Records for this task:
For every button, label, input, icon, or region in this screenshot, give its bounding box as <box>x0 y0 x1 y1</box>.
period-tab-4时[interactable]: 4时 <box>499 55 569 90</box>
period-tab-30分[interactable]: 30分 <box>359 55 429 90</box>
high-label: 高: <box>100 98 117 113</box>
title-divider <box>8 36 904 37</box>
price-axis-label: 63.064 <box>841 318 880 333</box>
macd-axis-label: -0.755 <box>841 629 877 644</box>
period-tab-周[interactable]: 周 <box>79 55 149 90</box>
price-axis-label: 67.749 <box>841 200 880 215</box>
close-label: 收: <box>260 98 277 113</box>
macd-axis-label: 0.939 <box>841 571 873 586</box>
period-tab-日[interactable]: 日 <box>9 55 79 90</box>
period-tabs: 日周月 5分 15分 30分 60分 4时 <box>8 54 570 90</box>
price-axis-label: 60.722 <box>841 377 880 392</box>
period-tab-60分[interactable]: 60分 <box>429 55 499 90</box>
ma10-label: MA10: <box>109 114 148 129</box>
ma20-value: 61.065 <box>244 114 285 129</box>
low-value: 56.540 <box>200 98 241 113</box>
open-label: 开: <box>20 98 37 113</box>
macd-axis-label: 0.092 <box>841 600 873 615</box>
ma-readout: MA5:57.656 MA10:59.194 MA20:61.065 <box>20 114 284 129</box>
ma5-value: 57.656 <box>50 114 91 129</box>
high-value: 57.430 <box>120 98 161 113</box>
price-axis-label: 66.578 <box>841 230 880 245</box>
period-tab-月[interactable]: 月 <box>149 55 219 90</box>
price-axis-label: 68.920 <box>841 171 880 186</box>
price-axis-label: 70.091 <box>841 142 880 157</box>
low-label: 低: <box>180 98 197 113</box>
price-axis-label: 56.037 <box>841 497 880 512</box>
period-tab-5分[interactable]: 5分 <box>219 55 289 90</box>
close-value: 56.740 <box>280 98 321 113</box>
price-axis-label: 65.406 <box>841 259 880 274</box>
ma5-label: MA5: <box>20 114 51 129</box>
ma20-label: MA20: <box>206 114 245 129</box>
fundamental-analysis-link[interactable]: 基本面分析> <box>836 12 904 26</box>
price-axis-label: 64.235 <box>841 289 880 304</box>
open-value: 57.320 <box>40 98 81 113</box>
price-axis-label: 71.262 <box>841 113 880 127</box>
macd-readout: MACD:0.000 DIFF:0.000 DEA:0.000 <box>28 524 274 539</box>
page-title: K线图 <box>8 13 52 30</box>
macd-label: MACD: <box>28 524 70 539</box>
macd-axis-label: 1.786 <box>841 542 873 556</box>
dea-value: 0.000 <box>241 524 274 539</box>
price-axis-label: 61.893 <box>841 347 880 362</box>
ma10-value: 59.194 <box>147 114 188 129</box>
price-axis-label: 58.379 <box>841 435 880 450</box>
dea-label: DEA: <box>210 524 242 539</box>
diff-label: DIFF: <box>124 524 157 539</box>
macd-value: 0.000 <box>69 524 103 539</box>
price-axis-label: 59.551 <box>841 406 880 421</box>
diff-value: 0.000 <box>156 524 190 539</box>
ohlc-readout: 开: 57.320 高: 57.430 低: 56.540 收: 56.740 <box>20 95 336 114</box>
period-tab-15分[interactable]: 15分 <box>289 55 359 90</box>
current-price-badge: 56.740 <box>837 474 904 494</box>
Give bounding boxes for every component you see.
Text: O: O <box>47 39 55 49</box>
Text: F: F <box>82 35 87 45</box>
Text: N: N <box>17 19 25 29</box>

Task brief: Set out as a numbered list the lines from the first one through the line containing "price-axis-label: 63.064 <box>841", both included, leaving out any blank lines.

Solution:
1. For every button, label, input, icon, or region in this screenshot, give its bounding box as <box>x0 y0 x1 y1</box>.
2. period-tab-4时[interactable]: 4时 <box>499 55 569 90</box>
3. period-tab-30分[interactable]: 30分 <box>359 55 429 90</box>
4. high-label: 高: <box>100 98 117 113</box>
5. title-divider <box>8 36 904 37</box>
6. price-axis-label: 63.064 <box>841 318 880 333</box>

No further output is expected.